THE TASK:
Repeat all of the data precisely.

MATERIAL PROVIDED:
● ● ●
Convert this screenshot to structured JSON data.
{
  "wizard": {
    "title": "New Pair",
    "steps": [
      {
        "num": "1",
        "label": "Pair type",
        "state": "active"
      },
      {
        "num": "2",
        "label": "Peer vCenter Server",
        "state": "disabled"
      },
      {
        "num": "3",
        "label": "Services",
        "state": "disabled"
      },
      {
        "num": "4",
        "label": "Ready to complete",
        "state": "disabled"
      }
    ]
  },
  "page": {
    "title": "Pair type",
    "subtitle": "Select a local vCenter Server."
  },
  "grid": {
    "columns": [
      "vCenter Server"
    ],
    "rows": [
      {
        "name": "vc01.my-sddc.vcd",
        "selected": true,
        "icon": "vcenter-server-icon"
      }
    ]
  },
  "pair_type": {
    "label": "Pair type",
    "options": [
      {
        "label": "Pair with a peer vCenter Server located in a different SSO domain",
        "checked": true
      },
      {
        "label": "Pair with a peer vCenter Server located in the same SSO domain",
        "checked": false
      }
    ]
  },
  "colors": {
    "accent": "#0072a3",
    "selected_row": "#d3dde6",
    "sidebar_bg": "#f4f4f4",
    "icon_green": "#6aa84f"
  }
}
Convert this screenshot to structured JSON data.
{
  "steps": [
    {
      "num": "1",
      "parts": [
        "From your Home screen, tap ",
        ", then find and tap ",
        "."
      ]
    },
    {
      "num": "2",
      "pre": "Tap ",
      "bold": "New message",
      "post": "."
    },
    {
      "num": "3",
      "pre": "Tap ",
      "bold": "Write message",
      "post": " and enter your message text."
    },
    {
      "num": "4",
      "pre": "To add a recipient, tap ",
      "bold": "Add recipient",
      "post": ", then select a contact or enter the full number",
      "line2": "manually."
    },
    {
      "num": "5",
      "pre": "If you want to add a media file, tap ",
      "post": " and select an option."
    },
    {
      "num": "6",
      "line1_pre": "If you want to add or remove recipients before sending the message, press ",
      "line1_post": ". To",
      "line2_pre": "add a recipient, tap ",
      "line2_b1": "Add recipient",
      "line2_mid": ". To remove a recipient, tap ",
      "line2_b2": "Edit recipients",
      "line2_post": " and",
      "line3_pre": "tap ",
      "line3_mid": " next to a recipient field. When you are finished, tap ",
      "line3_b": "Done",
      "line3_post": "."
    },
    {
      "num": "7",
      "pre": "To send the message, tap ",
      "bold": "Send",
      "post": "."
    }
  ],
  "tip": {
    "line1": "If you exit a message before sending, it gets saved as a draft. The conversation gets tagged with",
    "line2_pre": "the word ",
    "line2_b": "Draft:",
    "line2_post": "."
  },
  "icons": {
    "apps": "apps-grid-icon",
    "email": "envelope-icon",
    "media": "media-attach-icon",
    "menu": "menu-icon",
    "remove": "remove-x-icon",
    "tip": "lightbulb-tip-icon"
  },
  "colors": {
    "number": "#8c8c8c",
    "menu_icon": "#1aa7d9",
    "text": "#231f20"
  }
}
● ● ●
PROBLEM SOLUTION:
Convert this screenshot to structured JSON data.
{
  "wizard": {
    "title": "New Pair",
    "steps": [
      {
        "num": "1",
        "label": "Pair type",
        "state": "active"
      },
      {
        "num": "2",
        "label": "Peer vCenter Server",
        "state": "disabled"
      },
      {
        "num": "3",
        "label": "Services",
        "state": "disabled"
      },
      {
        "num": "4",
        "label": "Ready to complete",
        "state": "disabled"
      }
    ]
  },
  "page": {
    "title": "Pair type",
    "subtitle": "Select a local vCenter Server."
  },
  "grid": {
    "columns": [
      "vCenter Server"
    ],
    "rows": [
      {
        "name": "vc01.my-sddc.vcd",
        "selected": true,
        "icon": "vcenter-server-icon"
      }
    ]
  },
  "pair_type": {
    "label": "Pair type",
    "options": [
      {
        "label": "Pair with a peer vCenter Server located in a different SSO domain",
        "checked": true
      },
      {
        "label": "Pair with a peer vCenter Server located in the same SSO domain",
        "checked": false
      }
    ]
  },
  "colors": {
    "accent": "#0072a3",
    "selected_row": "#d3dde6",
    "sidebar_bg": "#f4f4f4",
    "icon_green": "#6aa84f"
  }
}
Convert this screenshot to structured JSON data.
{
  "steps": [
    {
      "num": "1",
      "parts": [
        "From your Home screen, tap ",
        ", then find and tap ",
        "."
      ]
    },
    {
      "num": "2",
      "pre": "Tap ",
      "bold": "New message",
      "post": "."
    },
    {
      "num": "3",
      "pre": "Tap ",
      "bold": "Write message",
      "post": " and enter your message text."
    },
    {
      "num": "4",
      "pre": "To add a recipient, tap ",
      "bold": "Add recipient",
      "post": ", then select a contact or enter the full number",
      "line2": "manually."
    },
    {
      "num": "5",
      "pre": "If you want to add a media file, tap ",
      "post": " and select an option."
    },
    {
      "num": "6",
      "line1_pre": "If you want to add or remove recipients before sending the message, press ",
      "line1_post": ". To",
      "line2_pre": "add a recipient, tap ",
      "line2_b1": "Add recipient",
      "line2_mid": ". To remove a recipient, tap ",
      "line2_b2": "Edit recipients",
      "line2_post": " and",
      "line3_pre": "tap ",
      "line3_mid": " next to a recipient field. When you are finished, tap ",
      "line3_b": "Done",
      "line3_post": "."
    },
    {
      "num": "7",
      "pre": "To send the message, tap ",
      "bold": "Send",
      "post": "."
    }
  ],
  "tip": {
    "line1": "If you exit a message before sending, it gets saved as a draft. The conversation gets tagged with",
    "line2_pre": "the word ",
    "line2_b": "Draft:",
    "line2_post": "."
  },
  "icons": {
    "apps": "apps-grid-icon",
    "email": "envelope-icon",
    "media": "media-attach-icon",
    "menu": "menu-icon",
    "remove": "remove-x-icon",
    "tip": "lightbulb-tip-icon"
  },
  "colors": {
    "number": "#8c8c8c",
    "menu_icon": "#1aa7d9",
    "text": "#231f20"
  }
}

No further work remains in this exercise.